* _Your instructions_
Search the data below for the string "content". Extract every line that contains it.

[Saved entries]
BEGIN
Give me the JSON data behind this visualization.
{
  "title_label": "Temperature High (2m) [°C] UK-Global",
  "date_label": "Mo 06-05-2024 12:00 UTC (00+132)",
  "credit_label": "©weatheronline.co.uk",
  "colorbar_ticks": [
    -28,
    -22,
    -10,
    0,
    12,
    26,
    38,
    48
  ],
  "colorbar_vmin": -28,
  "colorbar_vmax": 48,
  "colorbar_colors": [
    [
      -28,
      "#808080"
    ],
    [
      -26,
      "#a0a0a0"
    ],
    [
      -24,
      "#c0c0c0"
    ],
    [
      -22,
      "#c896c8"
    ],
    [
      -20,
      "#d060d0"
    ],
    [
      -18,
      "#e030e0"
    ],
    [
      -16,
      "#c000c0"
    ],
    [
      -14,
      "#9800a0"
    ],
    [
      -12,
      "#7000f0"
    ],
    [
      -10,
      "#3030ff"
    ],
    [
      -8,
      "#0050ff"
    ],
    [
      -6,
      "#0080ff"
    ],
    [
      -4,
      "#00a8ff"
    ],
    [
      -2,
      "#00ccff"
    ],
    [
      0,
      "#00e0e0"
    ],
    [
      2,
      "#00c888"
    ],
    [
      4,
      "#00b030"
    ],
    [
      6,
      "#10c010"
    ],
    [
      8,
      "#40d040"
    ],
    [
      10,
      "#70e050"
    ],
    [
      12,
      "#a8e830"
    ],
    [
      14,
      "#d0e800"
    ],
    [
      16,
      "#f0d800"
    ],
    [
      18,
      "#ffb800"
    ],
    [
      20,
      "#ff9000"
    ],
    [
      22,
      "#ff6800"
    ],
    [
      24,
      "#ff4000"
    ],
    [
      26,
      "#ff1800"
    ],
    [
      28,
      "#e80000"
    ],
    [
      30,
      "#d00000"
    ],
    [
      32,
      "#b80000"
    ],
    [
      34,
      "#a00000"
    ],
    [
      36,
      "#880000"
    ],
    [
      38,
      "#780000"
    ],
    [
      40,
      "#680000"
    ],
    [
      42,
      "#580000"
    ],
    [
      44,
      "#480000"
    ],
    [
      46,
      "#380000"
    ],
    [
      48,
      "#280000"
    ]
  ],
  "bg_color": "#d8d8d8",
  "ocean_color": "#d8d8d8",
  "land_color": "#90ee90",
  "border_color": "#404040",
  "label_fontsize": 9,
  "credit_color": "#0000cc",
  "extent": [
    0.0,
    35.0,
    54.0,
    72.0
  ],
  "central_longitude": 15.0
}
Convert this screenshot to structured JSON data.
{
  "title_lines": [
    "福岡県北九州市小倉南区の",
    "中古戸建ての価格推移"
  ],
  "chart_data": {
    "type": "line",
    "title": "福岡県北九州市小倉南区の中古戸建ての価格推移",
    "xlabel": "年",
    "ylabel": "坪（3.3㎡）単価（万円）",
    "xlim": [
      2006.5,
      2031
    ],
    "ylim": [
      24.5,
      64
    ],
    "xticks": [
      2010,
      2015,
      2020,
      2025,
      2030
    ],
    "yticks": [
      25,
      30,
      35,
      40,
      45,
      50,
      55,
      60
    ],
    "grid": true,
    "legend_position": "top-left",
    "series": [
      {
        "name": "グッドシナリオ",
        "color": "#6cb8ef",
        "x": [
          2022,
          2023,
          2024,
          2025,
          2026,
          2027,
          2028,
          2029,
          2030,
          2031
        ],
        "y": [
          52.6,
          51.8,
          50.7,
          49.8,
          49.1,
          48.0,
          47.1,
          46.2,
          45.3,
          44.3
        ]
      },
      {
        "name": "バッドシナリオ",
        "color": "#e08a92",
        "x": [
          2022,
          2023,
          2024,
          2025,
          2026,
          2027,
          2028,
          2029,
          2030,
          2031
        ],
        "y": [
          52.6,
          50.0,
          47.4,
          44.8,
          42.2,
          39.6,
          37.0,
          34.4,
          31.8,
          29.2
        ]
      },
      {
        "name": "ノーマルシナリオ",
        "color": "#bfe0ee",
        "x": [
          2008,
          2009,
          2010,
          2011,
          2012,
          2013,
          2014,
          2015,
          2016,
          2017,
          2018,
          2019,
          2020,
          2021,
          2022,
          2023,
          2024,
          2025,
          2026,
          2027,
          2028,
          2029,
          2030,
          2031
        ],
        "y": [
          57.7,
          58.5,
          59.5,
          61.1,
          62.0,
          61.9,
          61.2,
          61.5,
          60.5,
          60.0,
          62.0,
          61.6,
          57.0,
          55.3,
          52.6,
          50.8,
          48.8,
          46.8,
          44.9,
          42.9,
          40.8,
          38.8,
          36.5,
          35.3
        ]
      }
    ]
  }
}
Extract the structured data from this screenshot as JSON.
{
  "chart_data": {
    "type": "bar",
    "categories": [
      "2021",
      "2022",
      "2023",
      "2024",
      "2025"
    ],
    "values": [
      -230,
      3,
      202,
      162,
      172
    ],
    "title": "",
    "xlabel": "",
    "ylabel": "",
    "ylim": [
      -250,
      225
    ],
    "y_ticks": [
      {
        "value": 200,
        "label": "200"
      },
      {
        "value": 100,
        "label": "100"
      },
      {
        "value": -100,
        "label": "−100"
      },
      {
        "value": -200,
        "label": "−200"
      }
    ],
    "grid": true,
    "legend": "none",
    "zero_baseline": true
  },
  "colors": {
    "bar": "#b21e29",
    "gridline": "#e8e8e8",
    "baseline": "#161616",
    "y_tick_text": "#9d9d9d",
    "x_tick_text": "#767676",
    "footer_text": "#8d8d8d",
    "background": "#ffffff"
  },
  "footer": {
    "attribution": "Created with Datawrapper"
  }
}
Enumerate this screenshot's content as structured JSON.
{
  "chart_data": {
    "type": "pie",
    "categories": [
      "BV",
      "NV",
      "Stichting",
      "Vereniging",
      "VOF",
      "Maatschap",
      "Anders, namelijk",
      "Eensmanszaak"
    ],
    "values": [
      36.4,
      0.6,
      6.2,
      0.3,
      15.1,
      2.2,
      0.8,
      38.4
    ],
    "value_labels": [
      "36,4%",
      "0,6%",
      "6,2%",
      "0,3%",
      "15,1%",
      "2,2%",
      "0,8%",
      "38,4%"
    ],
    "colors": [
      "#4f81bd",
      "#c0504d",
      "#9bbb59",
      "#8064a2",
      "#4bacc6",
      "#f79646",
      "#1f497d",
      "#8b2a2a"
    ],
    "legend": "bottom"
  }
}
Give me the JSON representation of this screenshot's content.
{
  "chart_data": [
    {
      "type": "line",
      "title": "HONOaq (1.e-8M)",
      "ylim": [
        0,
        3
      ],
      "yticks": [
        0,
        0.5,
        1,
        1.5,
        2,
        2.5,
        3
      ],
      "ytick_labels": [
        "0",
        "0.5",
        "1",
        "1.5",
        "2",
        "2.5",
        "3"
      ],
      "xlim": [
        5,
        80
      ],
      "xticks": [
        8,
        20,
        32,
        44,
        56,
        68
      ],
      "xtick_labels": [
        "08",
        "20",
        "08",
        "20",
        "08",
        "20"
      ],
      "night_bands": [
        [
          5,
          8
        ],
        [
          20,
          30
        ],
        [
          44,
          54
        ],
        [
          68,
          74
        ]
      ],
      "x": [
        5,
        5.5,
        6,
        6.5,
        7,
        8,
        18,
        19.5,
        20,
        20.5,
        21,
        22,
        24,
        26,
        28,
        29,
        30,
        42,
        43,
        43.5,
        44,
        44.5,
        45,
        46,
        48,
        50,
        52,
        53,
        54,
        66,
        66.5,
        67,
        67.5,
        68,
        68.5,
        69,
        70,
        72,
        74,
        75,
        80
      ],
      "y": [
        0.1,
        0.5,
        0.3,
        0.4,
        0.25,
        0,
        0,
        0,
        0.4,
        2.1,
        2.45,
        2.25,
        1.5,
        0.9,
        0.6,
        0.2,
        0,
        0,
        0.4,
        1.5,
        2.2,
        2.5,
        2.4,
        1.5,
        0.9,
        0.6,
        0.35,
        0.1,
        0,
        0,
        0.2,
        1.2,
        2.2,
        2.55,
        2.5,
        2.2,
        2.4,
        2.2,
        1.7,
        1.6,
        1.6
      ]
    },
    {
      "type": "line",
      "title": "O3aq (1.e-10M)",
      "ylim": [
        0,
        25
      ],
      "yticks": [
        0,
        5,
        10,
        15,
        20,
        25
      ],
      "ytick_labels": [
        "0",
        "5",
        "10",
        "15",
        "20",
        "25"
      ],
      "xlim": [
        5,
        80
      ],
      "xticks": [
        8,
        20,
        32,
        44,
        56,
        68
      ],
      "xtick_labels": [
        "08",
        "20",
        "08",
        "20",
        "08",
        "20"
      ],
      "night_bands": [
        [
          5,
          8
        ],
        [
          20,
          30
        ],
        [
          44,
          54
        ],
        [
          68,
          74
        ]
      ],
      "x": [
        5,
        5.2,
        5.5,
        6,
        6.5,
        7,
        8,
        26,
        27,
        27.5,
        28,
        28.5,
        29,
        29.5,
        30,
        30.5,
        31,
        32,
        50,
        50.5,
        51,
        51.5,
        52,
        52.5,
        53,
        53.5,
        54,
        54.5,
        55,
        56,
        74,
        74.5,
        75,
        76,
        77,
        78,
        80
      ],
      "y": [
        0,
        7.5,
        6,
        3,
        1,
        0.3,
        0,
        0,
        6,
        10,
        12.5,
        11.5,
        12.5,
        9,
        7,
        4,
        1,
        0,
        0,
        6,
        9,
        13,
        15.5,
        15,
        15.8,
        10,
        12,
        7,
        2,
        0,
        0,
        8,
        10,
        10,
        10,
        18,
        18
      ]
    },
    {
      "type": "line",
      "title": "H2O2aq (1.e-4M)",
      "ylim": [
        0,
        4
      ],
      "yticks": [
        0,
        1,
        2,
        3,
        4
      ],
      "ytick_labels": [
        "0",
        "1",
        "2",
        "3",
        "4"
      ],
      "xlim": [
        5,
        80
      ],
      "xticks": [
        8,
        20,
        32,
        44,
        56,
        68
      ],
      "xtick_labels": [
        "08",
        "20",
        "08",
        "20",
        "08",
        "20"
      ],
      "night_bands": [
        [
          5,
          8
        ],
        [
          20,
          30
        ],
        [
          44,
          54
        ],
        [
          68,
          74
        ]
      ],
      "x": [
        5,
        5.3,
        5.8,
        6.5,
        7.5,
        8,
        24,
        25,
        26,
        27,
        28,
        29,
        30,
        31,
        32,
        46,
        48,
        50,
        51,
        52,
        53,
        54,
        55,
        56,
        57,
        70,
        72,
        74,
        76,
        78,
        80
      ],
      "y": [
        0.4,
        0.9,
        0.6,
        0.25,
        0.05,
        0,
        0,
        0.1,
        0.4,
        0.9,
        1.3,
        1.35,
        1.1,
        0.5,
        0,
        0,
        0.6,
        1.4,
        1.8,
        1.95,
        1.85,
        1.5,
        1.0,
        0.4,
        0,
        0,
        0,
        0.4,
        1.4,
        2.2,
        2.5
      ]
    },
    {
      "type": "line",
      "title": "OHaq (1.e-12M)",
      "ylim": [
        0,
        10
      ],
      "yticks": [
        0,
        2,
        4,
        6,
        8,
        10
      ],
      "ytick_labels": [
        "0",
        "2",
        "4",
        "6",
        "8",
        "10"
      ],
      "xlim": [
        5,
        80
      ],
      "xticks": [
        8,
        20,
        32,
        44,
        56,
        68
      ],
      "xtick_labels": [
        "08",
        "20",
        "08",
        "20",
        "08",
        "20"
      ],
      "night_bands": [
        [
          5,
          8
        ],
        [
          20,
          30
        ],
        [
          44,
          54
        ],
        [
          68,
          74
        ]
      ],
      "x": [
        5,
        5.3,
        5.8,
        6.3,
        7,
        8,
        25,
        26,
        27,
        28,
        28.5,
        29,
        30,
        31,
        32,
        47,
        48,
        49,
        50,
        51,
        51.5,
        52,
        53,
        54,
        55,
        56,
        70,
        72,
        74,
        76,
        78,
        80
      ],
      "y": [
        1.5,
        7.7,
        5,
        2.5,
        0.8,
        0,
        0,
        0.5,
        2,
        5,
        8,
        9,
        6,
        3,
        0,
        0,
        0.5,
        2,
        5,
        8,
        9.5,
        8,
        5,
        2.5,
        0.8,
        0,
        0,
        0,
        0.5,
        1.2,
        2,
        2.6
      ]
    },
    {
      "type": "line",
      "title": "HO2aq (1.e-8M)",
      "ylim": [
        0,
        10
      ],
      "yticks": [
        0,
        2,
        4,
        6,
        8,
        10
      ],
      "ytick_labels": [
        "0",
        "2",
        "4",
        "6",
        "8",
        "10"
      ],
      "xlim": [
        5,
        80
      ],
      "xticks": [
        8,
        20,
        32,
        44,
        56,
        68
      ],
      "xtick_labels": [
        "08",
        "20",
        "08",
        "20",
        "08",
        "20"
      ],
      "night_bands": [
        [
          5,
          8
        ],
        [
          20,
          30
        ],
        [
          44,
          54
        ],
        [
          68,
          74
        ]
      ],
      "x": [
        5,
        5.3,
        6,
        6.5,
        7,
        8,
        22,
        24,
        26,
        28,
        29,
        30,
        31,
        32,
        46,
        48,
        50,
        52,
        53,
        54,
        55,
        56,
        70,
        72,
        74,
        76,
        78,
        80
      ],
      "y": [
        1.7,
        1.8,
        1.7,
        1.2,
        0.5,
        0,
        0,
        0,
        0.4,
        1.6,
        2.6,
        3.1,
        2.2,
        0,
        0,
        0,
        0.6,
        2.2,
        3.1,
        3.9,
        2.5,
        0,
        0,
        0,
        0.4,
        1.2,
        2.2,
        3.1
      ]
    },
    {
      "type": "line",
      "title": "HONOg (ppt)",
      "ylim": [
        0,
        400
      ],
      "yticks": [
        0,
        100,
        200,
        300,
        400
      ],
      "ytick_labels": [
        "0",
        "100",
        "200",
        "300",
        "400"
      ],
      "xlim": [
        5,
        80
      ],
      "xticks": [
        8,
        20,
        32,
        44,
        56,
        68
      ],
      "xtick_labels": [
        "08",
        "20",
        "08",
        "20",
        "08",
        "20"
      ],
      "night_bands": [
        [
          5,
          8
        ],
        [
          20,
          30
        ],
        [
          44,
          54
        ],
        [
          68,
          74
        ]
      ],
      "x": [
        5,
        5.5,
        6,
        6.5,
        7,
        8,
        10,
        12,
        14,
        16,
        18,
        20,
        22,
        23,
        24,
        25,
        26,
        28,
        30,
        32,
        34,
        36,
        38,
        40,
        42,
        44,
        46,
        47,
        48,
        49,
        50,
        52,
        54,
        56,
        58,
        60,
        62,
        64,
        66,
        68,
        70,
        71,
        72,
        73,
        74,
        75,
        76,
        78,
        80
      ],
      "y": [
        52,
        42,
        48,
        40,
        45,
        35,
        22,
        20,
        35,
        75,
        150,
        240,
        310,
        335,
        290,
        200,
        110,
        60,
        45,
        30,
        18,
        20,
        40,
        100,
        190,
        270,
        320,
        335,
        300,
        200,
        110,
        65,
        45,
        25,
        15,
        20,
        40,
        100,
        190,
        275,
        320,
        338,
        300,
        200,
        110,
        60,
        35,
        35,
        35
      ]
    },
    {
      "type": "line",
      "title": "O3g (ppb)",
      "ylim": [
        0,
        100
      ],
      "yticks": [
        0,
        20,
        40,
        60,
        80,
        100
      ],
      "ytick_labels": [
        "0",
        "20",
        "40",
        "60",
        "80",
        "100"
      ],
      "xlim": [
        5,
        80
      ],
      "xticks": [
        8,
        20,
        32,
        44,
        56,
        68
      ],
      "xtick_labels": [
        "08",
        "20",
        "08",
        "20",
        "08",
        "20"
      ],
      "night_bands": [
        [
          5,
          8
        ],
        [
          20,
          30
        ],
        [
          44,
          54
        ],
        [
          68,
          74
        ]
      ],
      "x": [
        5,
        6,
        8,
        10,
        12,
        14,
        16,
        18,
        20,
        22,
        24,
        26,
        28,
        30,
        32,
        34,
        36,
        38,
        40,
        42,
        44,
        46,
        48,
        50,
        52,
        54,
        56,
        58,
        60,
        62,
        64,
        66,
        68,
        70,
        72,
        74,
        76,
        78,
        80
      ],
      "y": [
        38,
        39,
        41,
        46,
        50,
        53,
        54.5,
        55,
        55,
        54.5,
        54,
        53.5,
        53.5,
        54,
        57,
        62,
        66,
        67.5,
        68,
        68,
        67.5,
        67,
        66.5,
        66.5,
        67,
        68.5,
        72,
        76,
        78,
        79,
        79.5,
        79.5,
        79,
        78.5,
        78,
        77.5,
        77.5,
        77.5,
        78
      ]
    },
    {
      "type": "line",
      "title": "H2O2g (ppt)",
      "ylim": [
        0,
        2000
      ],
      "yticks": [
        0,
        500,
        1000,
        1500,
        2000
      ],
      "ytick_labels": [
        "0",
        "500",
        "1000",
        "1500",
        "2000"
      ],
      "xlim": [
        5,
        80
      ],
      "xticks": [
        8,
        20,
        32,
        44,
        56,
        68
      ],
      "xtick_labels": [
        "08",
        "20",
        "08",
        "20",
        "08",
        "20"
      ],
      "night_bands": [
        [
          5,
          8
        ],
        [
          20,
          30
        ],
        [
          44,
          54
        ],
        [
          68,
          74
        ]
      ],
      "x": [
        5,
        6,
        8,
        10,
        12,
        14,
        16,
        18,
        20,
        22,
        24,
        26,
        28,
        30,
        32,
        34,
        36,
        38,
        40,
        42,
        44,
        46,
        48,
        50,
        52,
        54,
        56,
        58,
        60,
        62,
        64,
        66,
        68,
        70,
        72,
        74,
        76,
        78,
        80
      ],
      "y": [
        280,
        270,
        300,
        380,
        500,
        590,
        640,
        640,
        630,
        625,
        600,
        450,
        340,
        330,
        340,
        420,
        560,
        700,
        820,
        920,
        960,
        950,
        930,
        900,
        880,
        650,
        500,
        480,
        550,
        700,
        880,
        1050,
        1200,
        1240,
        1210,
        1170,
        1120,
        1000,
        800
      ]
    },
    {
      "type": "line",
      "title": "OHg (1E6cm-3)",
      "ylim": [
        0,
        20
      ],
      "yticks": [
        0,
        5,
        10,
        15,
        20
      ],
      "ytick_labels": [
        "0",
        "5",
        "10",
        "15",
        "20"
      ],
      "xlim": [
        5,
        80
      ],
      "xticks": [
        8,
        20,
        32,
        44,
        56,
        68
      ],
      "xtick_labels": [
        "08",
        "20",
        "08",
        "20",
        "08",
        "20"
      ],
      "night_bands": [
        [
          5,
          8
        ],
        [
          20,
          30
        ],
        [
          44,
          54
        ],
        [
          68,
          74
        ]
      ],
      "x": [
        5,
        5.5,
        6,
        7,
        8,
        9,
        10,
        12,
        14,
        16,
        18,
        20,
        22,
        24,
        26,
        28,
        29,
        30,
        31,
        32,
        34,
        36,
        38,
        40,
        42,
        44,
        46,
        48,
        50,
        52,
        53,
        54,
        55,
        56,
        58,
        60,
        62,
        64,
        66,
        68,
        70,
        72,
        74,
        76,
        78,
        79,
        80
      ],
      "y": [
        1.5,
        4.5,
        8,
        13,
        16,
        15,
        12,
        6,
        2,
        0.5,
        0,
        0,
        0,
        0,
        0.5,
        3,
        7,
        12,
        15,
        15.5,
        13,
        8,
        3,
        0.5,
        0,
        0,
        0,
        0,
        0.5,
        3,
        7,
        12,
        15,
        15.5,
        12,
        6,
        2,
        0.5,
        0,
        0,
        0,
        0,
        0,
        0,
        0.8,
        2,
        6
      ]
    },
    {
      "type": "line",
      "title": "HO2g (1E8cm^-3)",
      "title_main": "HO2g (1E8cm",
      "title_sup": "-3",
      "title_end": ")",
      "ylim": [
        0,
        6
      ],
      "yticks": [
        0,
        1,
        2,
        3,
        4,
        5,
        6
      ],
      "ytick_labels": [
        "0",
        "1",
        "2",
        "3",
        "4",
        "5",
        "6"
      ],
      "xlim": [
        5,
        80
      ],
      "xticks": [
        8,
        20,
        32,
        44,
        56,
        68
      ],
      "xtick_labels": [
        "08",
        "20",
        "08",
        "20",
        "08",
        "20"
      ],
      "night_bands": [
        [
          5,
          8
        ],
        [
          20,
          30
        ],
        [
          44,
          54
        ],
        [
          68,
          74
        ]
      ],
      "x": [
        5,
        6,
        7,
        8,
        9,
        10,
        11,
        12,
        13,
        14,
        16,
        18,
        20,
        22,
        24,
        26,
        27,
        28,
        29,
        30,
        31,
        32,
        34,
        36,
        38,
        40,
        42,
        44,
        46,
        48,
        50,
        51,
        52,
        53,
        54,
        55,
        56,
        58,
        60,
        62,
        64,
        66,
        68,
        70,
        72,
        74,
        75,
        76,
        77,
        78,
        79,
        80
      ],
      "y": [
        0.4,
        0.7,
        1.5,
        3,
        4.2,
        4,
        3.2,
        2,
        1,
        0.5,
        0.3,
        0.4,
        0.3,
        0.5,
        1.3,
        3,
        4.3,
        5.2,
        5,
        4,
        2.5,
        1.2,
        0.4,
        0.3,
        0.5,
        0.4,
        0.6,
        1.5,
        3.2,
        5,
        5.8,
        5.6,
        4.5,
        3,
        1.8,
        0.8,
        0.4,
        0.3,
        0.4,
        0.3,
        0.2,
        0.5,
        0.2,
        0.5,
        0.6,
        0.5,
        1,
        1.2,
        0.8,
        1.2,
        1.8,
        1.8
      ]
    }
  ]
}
END
* _Correct answer_
Enumerate this screenshot's content as structured JSON.
Give me the JSON representation of this screenshot's content.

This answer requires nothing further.